Exercise requirements — Using the entries that follow, collect the lines where the word "открыли" appears.

Records supplied —
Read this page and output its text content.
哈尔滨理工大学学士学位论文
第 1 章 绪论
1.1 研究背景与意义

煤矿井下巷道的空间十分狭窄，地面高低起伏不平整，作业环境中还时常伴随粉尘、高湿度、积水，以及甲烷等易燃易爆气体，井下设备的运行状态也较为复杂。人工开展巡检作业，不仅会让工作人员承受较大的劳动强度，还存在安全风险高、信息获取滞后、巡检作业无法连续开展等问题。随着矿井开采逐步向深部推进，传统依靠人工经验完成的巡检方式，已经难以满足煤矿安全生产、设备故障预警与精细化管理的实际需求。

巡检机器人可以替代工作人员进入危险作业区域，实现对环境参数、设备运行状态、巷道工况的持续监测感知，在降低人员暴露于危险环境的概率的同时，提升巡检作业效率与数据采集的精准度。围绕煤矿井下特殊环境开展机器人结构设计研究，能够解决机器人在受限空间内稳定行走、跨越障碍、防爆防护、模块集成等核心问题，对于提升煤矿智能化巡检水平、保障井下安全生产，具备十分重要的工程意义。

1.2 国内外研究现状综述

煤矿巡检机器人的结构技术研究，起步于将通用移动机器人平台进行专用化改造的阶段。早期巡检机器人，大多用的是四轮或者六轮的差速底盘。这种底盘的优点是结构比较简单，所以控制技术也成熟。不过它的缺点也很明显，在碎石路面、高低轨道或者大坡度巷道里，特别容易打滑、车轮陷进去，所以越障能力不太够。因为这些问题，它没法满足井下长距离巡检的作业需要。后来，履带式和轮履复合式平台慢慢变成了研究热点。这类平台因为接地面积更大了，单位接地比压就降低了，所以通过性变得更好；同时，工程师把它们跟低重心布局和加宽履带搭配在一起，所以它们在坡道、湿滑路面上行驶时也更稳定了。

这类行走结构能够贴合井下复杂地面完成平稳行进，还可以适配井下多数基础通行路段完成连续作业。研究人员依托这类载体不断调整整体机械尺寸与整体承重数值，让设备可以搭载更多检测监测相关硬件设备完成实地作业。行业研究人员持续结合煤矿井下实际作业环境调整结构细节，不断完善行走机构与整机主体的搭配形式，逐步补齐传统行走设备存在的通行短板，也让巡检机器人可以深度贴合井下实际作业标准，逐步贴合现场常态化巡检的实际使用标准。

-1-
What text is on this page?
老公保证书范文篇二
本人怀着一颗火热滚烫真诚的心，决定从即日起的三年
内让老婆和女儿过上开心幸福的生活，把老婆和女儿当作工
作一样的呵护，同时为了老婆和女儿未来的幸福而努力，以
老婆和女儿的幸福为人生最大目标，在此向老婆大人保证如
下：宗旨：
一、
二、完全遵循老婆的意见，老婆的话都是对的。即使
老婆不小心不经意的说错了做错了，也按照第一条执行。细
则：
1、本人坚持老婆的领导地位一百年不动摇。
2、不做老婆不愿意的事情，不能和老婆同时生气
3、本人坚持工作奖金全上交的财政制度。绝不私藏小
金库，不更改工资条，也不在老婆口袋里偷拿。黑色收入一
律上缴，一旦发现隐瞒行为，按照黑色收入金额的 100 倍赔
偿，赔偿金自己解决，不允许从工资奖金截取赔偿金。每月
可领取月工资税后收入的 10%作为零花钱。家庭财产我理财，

* * *

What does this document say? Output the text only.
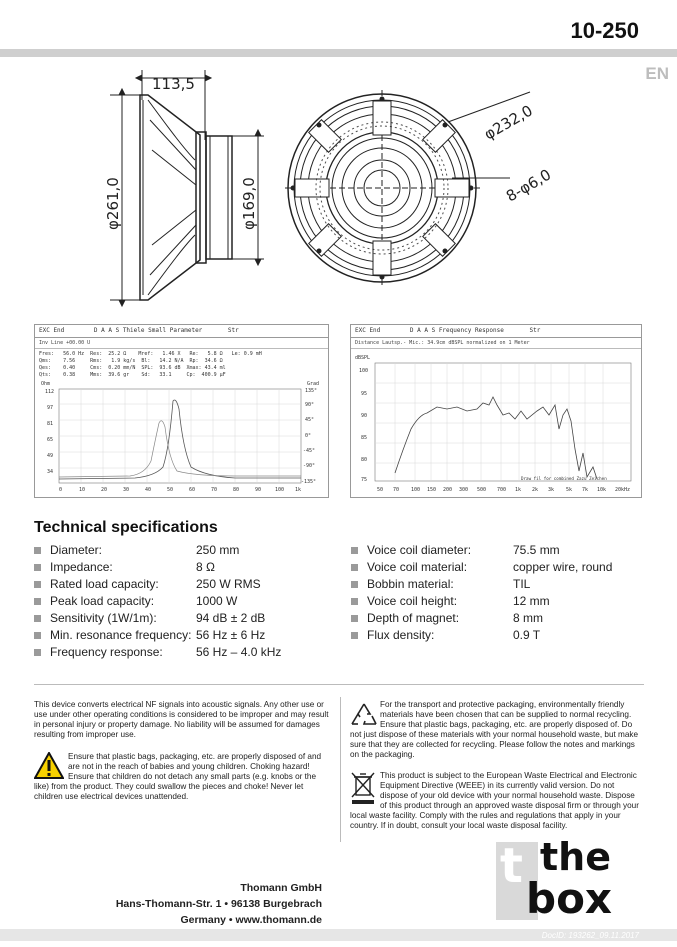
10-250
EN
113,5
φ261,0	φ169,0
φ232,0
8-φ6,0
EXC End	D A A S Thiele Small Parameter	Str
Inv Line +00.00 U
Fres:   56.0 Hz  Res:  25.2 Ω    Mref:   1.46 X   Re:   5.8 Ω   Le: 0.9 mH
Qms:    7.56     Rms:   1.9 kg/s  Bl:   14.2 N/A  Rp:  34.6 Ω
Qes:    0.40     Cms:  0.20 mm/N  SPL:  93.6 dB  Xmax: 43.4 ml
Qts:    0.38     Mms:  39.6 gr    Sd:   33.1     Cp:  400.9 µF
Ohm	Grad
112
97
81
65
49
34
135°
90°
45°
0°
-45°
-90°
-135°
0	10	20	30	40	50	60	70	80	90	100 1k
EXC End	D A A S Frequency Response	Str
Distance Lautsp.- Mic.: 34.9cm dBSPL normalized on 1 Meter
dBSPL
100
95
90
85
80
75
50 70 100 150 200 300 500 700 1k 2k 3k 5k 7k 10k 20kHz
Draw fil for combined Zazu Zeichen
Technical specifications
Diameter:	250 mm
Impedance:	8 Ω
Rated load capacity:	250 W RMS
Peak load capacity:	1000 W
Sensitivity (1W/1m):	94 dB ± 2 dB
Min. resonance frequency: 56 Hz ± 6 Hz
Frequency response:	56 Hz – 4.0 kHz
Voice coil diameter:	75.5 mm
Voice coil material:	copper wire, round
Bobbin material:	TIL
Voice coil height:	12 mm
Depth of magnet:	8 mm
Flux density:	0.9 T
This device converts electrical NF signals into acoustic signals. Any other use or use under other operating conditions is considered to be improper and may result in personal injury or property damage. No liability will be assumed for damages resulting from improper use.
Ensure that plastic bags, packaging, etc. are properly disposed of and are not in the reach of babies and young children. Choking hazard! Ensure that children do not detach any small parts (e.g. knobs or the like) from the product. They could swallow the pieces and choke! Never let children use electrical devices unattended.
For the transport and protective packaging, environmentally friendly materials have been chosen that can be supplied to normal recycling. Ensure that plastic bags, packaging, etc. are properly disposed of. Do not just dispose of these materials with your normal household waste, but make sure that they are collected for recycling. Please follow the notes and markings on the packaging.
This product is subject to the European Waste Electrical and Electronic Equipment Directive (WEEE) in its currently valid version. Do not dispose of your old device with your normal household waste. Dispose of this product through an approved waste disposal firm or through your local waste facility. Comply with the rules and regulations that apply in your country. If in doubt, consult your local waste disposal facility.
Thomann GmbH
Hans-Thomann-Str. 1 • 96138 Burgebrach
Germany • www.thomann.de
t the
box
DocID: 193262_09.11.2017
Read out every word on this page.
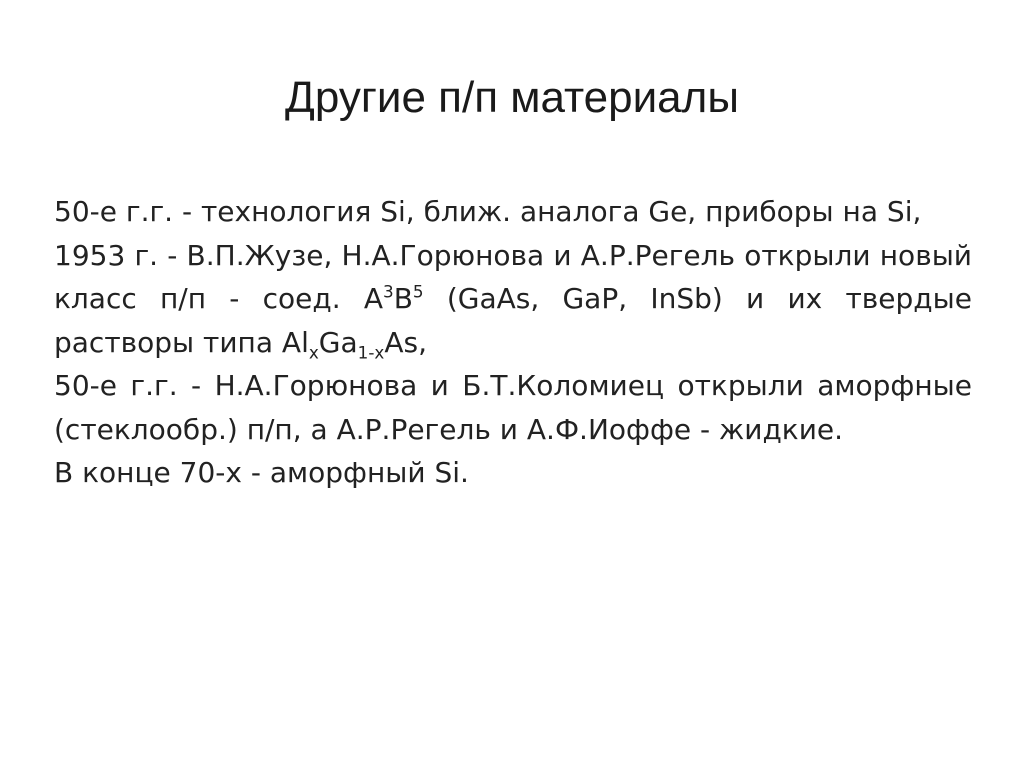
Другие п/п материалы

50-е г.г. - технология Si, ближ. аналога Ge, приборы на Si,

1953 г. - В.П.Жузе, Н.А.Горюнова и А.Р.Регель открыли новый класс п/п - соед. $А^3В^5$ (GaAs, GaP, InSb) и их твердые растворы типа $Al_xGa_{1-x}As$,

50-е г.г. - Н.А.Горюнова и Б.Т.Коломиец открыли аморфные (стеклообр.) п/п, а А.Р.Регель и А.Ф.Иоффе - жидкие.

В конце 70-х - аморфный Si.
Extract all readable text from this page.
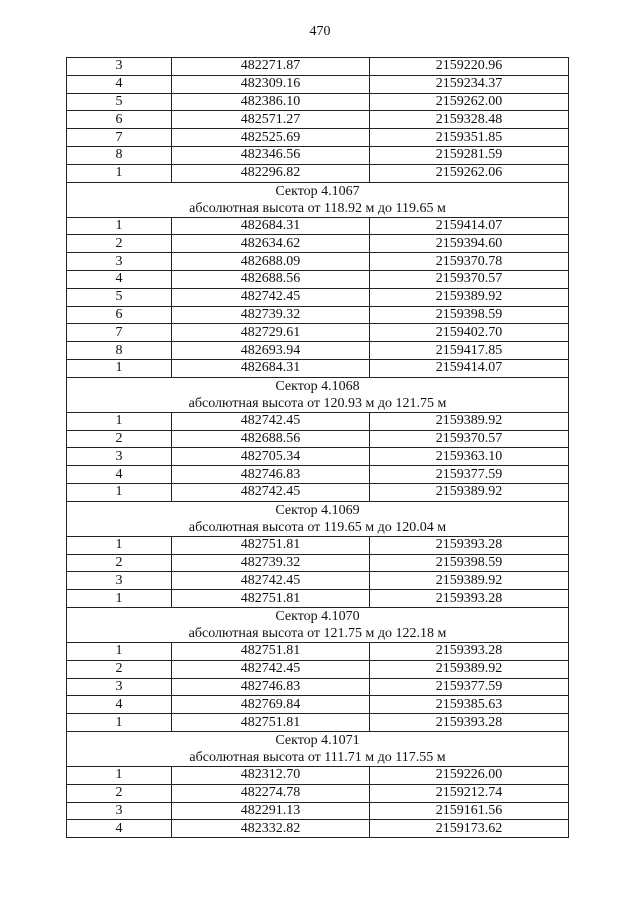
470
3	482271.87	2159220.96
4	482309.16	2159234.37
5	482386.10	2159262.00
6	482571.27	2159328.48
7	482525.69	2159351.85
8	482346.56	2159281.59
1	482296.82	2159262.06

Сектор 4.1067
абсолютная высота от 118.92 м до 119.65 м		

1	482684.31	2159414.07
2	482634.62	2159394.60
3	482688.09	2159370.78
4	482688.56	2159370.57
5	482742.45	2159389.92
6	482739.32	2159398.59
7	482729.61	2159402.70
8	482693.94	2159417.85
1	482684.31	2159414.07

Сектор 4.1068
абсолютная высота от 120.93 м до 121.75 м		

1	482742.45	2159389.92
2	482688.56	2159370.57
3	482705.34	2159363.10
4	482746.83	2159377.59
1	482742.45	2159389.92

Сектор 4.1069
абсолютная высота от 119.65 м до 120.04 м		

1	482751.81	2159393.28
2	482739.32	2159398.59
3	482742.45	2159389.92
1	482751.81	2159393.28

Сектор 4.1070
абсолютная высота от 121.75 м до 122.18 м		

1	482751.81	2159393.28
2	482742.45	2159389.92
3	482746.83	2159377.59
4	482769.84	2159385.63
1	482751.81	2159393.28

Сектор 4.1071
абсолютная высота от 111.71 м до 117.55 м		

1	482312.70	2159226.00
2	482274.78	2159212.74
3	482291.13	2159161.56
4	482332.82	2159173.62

Full solution —
1953 г. - В.П.Жузе, Н.А.Горюнова и А.Р.Регель открыли новый класс п/п - соед. $А^3В^5$ (GaAs, GaP, InSb) и их твердые растворы типа $Al_xGa_{1-x}As$,
50-е г.г. - Н.А.Горюнова и Б.Т.Коломиец открыли аморфные (стеклообр.) п/п, а А.Р.Регель и А.Ф.Иоффе - жидкие.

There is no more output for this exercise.